→ **Records for the task**:

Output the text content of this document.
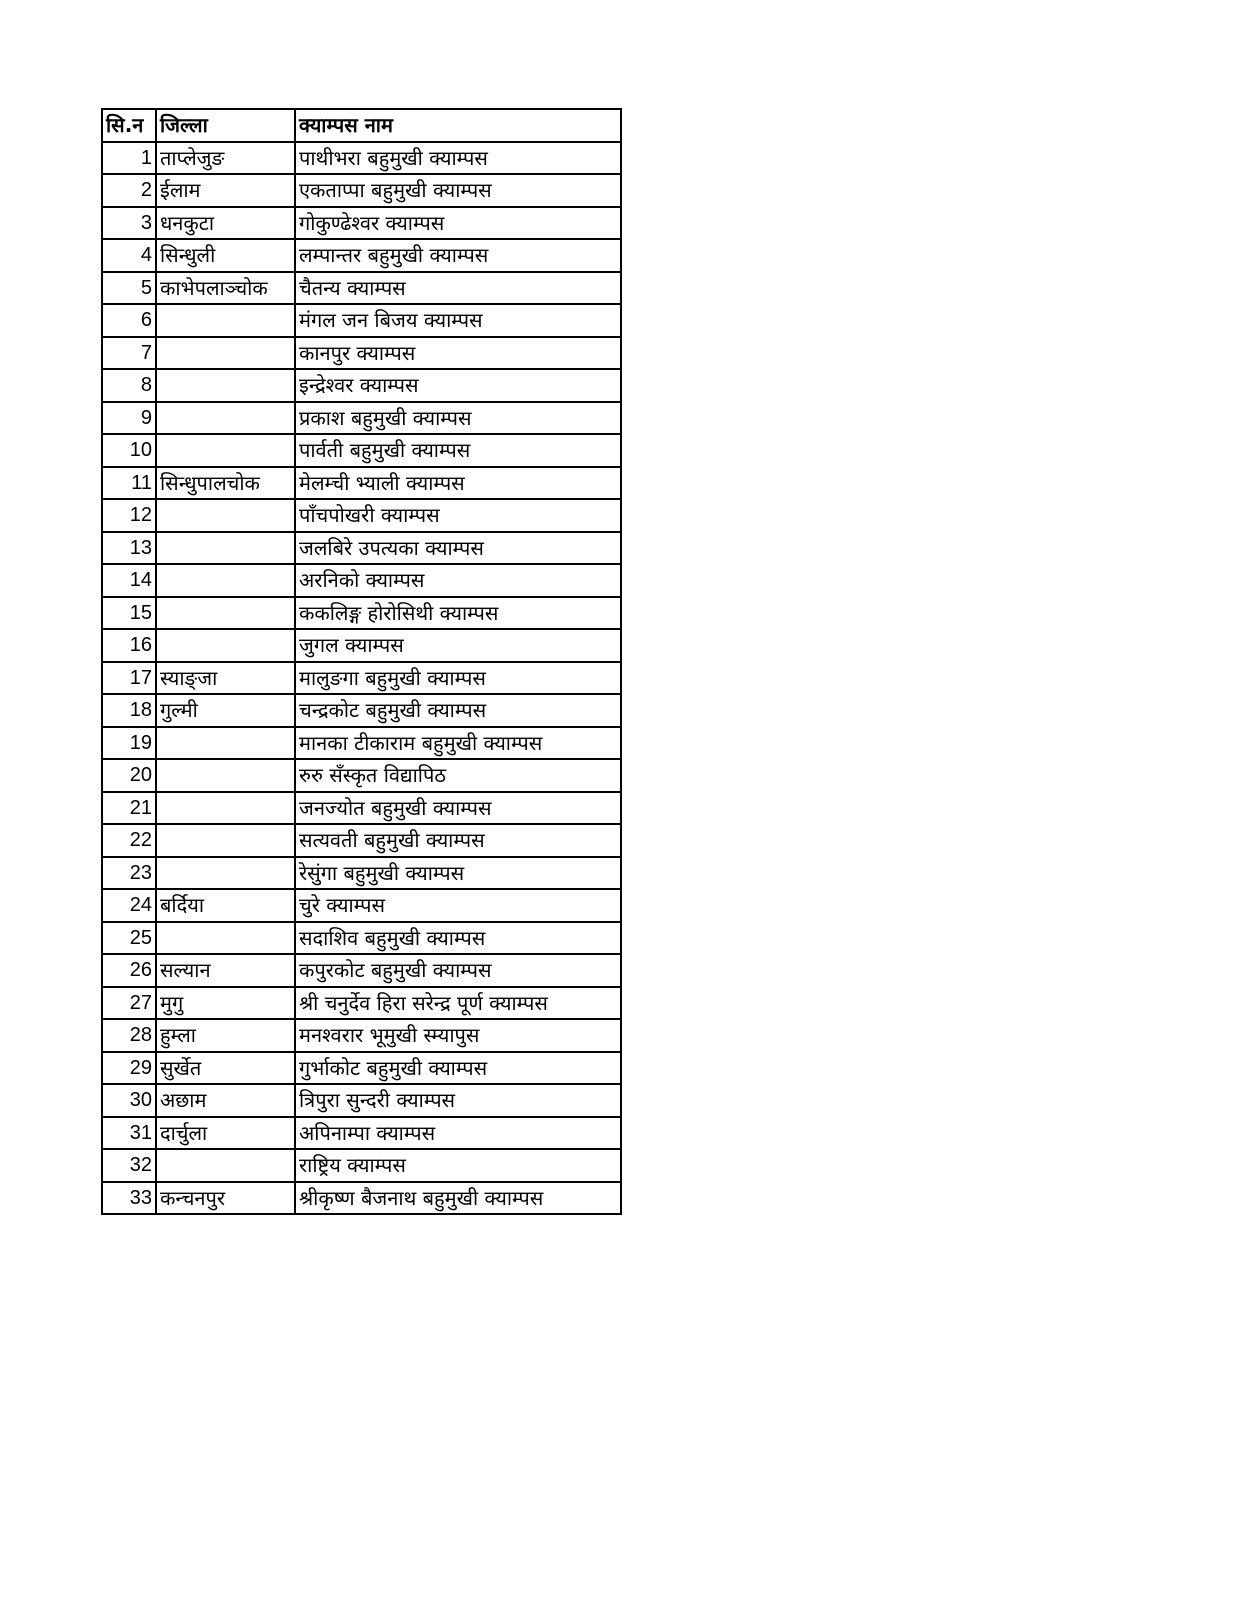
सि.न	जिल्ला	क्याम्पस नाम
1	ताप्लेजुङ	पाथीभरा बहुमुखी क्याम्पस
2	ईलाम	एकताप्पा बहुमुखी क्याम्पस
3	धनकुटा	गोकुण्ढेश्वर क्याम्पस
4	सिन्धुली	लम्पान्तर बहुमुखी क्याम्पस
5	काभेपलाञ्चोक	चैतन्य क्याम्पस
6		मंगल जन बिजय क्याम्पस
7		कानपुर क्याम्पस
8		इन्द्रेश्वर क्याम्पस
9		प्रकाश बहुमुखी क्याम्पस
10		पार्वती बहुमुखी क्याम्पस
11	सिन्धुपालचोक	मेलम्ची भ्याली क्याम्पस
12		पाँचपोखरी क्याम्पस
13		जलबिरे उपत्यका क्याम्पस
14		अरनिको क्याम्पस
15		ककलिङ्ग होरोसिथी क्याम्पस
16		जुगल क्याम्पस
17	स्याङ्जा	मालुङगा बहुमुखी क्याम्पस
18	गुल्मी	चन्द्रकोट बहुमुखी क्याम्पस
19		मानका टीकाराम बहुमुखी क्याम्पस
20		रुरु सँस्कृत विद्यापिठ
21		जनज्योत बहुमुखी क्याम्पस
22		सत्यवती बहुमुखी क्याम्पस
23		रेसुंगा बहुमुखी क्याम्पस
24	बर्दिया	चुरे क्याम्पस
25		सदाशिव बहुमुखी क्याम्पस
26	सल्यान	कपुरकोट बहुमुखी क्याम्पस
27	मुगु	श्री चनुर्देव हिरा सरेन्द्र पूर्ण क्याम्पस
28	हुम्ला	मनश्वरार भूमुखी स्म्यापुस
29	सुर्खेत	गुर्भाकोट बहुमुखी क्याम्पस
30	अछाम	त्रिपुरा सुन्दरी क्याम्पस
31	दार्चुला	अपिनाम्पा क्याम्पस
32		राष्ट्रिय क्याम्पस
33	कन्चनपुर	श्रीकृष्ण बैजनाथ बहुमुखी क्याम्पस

→ **Exercise directions**:
Return the material word for word. Pictures are not part of the copy.

→ **Expected answer**:
Output the text content of this document.
सि.न	जिल्ला	क्याम्पस नाम
1	ताप्लेजुङ	पाथीभरा बहुमुखी क्याम्पस
2	ईलाम	एकताप्पा बहुमुखी क्याम्पस
3	धनकुटा	गोकुण्ढेश्वर क्याम्पस
4	सिन्धुली	लम्पान्तर बहुमुखी क्याम्पस
5	काभेपलाञ्चोक	चैतन्य क्याम्पस
6		मंगल जन बिजय क्याम्पस
7		कानपुर क्याम्पस
8		इन्द्रेश्वर क्याम्पस
9		प्रकाश बहुमुखी क्याम्पस
10		पार्वती बहुमुखी क्याम्पस
11	सिन्धुपालचोक	मेलम्ची भ्याली क्याम्पस
12		पाँचपोखरी क्याम्पस
13		जलबिरे उपत्यका क्याम्पस
14		अरनिको क्याम्पस
15		ककलिङ्ग होरोसिथी क्याम्पस
16		जुगल क्याम्पस
17	स्याङ्जा	मालुङगा बहुमुखी क्याम्पस
18	गुल्मी	चन्द्रकोट बहुमुखी क्याम्पस
19		मानका टीकाराम बहुमुखी क्याम्पस
20		रुरु सँस्कृत विद्यापिठ
21		जनज्योत बहुमुखी क्याम्पस
22		सत्यवती बहुमुखी क्याम्पस
23		रेसुंगा बहुमुखी क्याम्पस
24	बर्दिया	चुरे क्याम्पस
25		सदाशिव बहुमुखी क्याम्पस
26	सल्यान	कपुरकोट बहुमुखी क्याम्पस
27	मुगु	श्री चनुर्देव हिरा सरेन्द्र पूर्ण क्याम्पस
28	हुम्ला	मनश्वरार भूमुखी स्म्यापुस
29	सुर्खेत	गुर्भाकोट बहुमुखी क्याम्पस
30	अछाम	त्रिपुरा सुन्दरी क्याम्पस
31	दार्चुला	अपिनाम्पा क्याम्पस
32		राष्ट्रिय क्याम्पस
33	कन्चनपुर	श्रीकृष्ण बैजनाथ बहुमुखी क्याम्पस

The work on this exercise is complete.